» TASK OBJECTIVE
Locate all lines in the data below that hold "Corriente" and show them.

» Records from a collection
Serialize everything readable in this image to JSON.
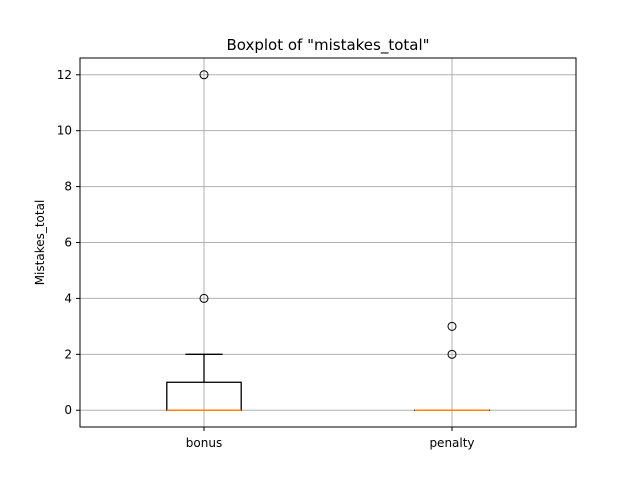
{
  "chart_data": {
    "type": "box",
    "title": "Boxplot of \"mistakes_total\"",
    "xlabel": "",
    "ylabel": "Mistakes_total",
    "ylim": [
      -0.6,
      12.6
    ],
    "yticks": [
      0,
      2,
      4,
      6,
      8,
      10,
      12
    ],
    "grid": true,
    "categories": [
      "bonus",
      "penalty"
    ],
    "boxes": [
      {
        "category": "bonus",
        "whisker_low": 0,
        "q1": 0,
        "median": 0,
        "q3": 1,
        "whisker_high": 2,
        "outliers": [
          4,
          12
        ]
      },
      {
        "category": "penalty",
        "whisker_low": 0,
        "q1": 0,
        "median": 0,
        "q3": 0,
        "whisker_high": 0,
        "outliers": [
          2,
          3
        ]
      }
    ],
    "colors": {
      "box": "#000000",
      "median": "#ff7f0e",
      "grid": "#b0b0b0"
    }
  }
}
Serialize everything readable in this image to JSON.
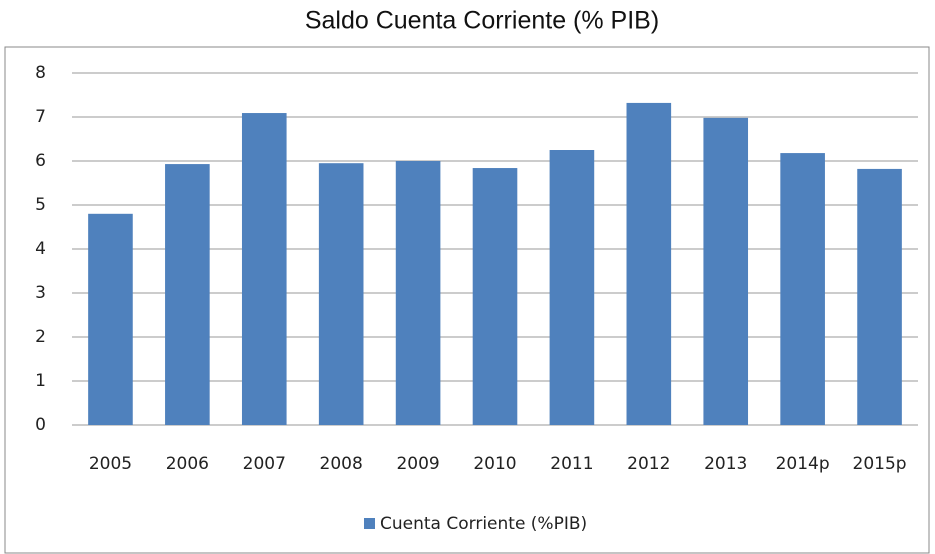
{
  "chart_data": {
    "type": "bar",
    "title": "Saldo Cuenta Corriente (% PIB)",
    "categories": [
      "2005",
      "2006",
      "2007",
      "2008",
      "2009",
      "2010",
      "2011",
      "2012",
      "2013",
      "2014p",
      "2015p"
    ],
    "series": [
      {
        "name": "Cuenta Corriente (%PIB)",
        "color": "#4f81bd",
        "values": [
          4.8,
          5.93,
          7.09,
          5.95,
          6.0,
          5.84,
          6.25,
          7.32,
          6.98,
          6.18,
          5.82
        ]
      }
    ],
    "ylim": [
      0,
      8
    ],
    "yticks": [
      0,
      1,
      2,
      3,
      4,
      5,
      6,
      7,
      8
    ],
    "grid": true,
    "legend": "bottom"
  }
}
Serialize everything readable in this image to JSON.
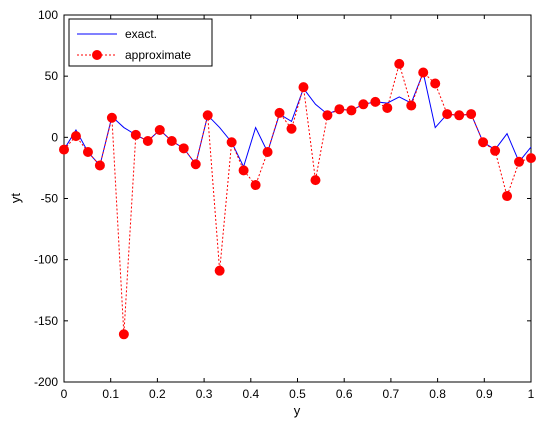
{
  "chart_data": {
    "type": "line",
    "title": "",
    "xlabel": "y",
    "ylabel": "yt",
    "xlim": [
      0,
      1
    ],
    "ylim": [
      -200,
      100
    ],
    "xticks": [
      0,
      0.1,
      0.2,
      0.3,
      0.4,
      0.5,
      0.6,
      0.7,
      0.8,
      0.9,
      1
    ],
    "xtick_labels": [
      "0",
      "0.1",
      "0.2",
      "0.3",
      "0.4",
      "0.5",
      "0.6",
      "0.7",
      "0.8",
      "0.9",
      "1"
    ],
    "yticks": [
      100,
      50,
      0,
      -50,
      -100,
      -150,
      -200
    ],
    "ytick_labels": [
      "100",
      "50",
      "0",
      "-50",
      "-100",
      "-150",
      "-200"
    ],
    "grid": false,
    "legend_position": "top-left",
    "x": [
      0,
      0.0256,
      0.0513,
      0.0769,
      0.1026,
      0.1282,
      0.1538,
      0.1795,
      0.2051,
      0.2308,
      0.2564,
      0.2821,
      0.3077,
      0.3333,
      0.359,
      0.3846,
      0.4103,
      0.4359,
      0.4615,
      0.4872,
      0.5128,
      0.5385,
      0.5641,
      0.5897,
      0.6154,
      0.641,
      0.6667,
      0.6923,
      0.7179,
      0.7436,
      0.7692,
      0.7949,
      0.8205,
      0.8462,
      0.8718,
      0.8974,
      0.9231,
      0.9487,
      0.9744,
      1
    ],
    "series": [
      {
        "name": "exact.",
        "color": "#0000ff",
        "style": "solid",
        "values": [
          -10,
          6,
          -12,
          -23,
          17,
          8,
          2,
          -3,
          6,
          -3,
          -9,
          -22,
          18,
          8,
          -4,
          -24,
          8,
          -12,
          19,
          13,
          40,
          27,
          19,
          23,
          22,
          27,
          29,
          28,
          33,
          28,
          53,
          8,
          19,
          18,
          19,
          -4,
          -10,
          3,
          -20,
          -8
        ]
      },
      {
        "name": "approximate",
        "color": "#ff0000",
        "style": "dotted",
        "marker": "circle",
        "values": [
          -10,
          1,
          -12,
          -23,
          16,
          -161,
          2,
          -3,
          6,
          -3,
          -9,
          -22,
          18,
          -109,
          -4,
          -27,
          -39,
          -12,
          20,
          7,
          41,
          -35,
          18,
          23,
          22,
          27,
          29,
          24,
          60,
          26,
          53,
          44,
          19,
          18,
          19,
          -4,
          -11,
          -48,
          -20,
          -17
        ]
      }
    ]
  }
}
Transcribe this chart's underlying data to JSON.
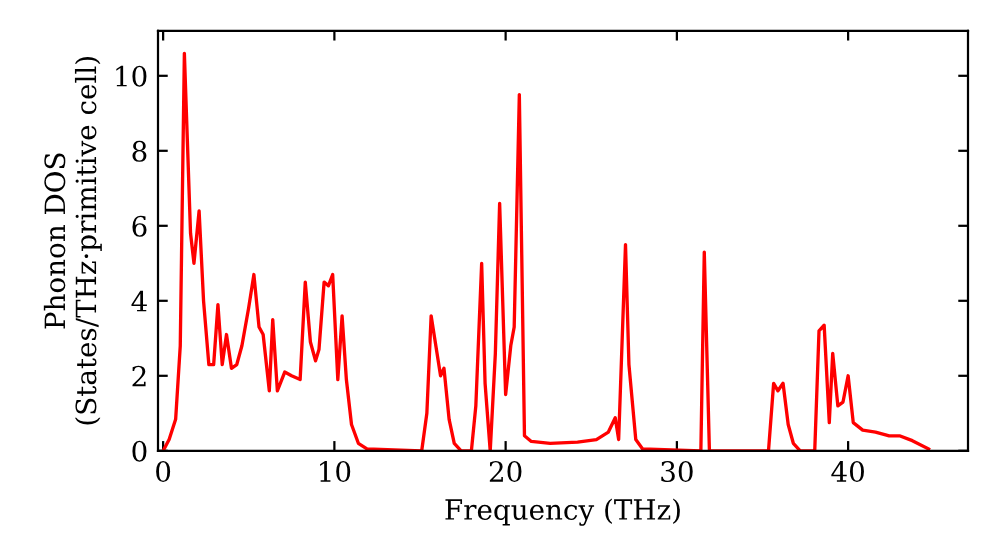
{
  "chart_data": {
    "type": "line",
    "xlabel": "Frequency (THz)",
    "ylabel": "Phonon DOS\n(States/THz·primitive cell)",
    "xlim": [
      -0.3,
      47
    ],
    "ylim": [
      0,
      11.2
    ],
    "xticks": [
      0,
      10,
      20,
      30,
      40
    ],
    "yticks": [
      0,
      2,
      4,
      6,
      8,
      10
    ],
    "grid": false,
    "legend": false,
    "marker": "none",
    "line_style": "solid",
    "series": [
      {
        "color": "#ff0000",
        "x": [
          0,
          0.35,
          0.73,
          1.0,
          1.24,
          1.6,
          1.8,
          2.1,
          2.36,
          2.67,
          2.95,
          3.2,
          3.45,
          3.7,
          3.99,
          4.3,
          4.6,
          4.99,
          5.3,
          5.6,
          5.84,
          6.2,
          6.4,
          6.67,
          7.1,
          7.5,
          8.0,
          8.3,
          8.6,
          8.9,
          9.1,
          9.4,
          9.65,
          9.9,
          10.2,
          10.45,
          10.7,
          11.0,
          11.4,
          11.9,
          15.1,
          15.4,
          15.65,
          16.2,
          16.4,
          16.7,
          17.0,
          17.4,
          18.0,
          18.26,
          18.6,
          18.8,
          19.1,
          19.4,
          19.65,
          20.0,
          20.3,
          20.5,
          20.8,
          21.1,
          21.5,
          22.6,
          24.2,
          25.3,
          26.0,
          26.4,
          26.6,
          27.0,
          27.2,
          27.6,
          28.0,
          31.4,
          31.6,
          31.9,
          35.35,
          35.65,
          35.9,
          36.2,
          36.5,
          36.8,
          37.2,
          38.05,
          38.3,
          38.6,
          38.9,
          39.1,
          39.4,
          39.7,
          40.0,
          40.3,
          40.85,
          41.6,
          42.4,
          43.0,
          43.75,
          44.7
        ],
        "values": [
          0,
          0.3,
          0.84,
          2.8,
          10.6,
          5.8,
          5.0,
          6.4,
          4.0,
          2.3,
          2.3,
          3.9,
          2.3,
          3.1,
          2.2,
          2.3,
          2.8,
          3.8,
          4.7,
          3.3,
          3.1,
          1.6,
          3.5,
          1.6,
          2.1,
          2.0,
          1.9,
          4.5,
          2.9,
          2.4,
          2.7,
          4.5,
          4.4,
          4.7,
          1.9,
          3.6,
          1.9,
          0.7,
          0.2,
          0.05,
          0,
          1.0,
          3.6,
          2.0,
          2.2,
          0.84,
          0.2,
          0,
          0,
          1.2,
          5.0,
          1.8,
          0,
          2.6,
          6.6,
          1.5,
          2.8,
          3.3,
          9.5,
          0.4,
          0.25,
          0.2,
          0.23,
          0.3,
          0.5,
          0.88,
          0.3,
          5.5,
          2.3,
          0.3,
          0.05,
          0,
          5.3,
          0,
          0,
          1.8,
          1.6,
          1.8,
          0.7,
          0.2,
          0,
          0,
          3.2,
          3.35,
          0.75,
          2.6,
          1.2,
          1.3,
          2.0,
          0.75,
          0.55,
          0.5,
          0.4,
          0.4,
          0.27,
          0.05
        ]
      }
    ]
  }
}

» TASK RESPONSE
    "title": "Saldo Cuenta Corriente (% PIB)",
        "name": "Cuenta Corriente (%PIB)",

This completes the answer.